TASK STATEMENT
Count how many lines of the material hold "title". Respond with that number alone.

·····

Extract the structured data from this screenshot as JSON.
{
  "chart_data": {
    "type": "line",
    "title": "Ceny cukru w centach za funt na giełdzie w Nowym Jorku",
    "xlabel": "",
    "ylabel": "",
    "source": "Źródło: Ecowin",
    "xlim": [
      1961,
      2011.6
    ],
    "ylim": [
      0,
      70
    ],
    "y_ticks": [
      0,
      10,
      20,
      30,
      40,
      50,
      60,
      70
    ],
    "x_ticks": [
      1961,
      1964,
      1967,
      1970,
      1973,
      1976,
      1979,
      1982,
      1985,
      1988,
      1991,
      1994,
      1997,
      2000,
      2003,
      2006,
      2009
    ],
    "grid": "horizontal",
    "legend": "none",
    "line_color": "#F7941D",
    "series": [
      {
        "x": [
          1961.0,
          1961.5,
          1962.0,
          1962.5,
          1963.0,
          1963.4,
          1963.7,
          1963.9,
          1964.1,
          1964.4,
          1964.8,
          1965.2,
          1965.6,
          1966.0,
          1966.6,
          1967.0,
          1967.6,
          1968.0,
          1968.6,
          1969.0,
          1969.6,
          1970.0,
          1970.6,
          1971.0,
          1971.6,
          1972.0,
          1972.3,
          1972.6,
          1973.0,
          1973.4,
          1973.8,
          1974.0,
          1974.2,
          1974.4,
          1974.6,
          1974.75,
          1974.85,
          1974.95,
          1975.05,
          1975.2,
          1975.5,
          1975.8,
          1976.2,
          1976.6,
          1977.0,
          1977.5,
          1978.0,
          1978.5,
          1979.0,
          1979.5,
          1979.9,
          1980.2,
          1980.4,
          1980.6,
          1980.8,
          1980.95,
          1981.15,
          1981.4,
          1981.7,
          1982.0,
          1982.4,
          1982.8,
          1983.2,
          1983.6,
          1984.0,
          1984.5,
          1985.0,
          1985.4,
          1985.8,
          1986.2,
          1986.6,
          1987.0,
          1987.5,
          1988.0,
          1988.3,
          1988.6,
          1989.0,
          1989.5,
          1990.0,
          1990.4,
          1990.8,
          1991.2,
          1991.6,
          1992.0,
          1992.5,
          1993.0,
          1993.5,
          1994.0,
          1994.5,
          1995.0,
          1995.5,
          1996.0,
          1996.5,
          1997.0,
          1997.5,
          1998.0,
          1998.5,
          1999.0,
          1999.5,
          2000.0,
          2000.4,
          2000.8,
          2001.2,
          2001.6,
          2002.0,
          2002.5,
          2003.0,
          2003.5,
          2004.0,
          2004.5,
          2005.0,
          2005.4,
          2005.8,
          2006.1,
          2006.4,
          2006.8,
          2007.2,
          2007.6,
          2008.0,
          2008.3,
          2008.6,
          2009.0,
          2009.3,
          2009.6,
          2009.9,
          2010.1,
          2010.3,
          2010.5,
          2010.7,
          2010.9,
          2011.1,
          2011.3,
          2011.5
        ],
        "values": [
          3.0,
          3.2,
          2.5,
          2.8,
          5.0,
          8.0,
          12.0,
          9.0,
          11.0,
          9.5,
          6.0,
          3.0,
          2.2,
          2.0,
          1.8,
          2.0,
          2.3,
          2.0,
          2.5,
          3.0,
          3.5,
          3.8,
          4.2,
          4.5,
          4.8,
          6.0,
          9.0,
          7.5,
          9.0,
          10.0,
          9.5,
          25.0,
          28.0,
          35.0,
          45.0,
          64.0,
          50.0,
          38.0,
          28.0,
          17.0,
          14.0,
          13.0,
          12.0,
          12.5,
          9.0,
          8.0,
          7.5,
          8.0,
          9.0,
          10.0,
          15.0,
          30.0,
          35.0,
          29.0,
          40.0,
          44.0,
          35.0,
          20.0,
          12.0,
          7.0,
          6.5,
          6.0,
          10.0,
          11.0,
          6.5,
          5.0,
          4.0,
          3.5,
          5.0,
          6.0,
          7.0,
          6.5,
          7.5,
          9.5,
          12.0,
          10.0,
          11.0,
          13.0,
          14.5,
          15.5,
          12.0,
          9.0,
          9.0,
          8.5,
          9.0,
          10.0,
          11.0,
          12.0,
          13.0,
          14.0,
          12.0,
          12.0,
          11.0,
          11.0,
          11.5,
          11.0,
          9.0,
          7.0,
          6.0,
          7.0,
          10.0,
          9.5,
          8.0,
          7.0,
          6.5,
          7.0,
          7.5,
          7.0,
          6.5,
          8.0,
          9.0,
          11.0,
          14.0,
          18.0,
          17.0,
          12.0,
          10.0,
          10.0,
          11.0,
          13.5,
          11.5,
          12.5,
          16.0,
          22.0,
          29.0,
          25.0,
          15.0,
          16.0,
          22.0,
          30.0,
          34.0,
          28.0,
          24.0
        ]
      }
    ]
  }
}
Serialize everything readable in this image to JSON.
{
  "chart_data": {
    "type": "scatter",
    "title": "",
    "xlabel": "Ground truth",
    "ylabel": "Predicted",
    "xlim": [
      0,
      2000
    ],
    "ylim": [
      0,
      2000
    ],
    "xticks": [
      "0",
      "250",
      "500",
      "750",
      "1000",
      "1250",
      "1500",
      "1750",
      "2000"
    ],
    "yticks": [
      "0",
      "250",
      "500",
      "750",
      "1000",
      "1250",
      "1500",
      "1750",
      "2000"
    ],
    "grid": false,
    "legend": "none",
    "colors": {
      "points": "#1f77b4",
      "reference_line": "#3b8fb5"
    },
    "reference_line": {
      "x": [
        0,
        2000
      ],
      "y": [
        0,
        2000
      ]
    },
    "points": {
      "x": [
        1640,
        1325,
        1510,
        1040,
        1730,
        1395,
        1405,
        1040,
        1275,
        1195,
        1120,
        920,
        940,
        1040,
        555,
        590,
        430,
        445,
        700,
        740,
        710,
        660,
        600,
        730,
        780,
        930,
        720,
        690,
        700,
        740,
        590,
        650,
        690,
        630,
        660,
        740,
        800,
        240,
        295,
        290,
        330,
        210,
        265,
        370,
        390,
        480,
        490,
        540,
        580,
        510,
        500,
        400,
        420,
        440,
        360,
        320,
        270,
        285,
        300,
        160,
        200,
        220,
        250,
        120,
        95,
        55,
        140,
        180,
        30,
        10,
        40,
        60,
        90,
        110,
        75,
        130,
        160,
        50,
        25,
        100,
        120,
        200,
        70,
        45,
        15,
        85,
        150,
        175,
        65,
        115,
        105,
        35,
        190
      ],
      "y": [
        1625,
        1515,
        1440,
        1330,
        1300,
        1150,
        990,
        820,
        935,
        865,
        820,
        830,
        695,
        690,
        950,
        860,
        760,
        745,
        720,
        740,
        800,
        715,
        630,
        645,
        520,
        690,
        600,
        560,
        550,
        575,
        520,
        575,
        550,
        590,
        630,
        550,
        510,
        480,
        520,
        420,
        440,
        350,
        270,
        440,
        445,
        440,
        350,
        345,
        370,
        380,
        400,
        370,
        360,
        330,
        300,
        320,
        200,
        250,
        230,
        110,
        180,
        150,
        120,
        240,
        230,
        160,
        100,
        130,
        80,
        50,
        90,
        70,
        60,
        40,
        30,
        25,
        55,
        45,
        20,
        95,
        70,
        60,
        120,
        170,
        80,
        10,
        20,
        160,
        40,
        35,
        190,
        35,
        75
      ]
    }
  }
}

·····

SOLUTION TO THIS PROBLEM
2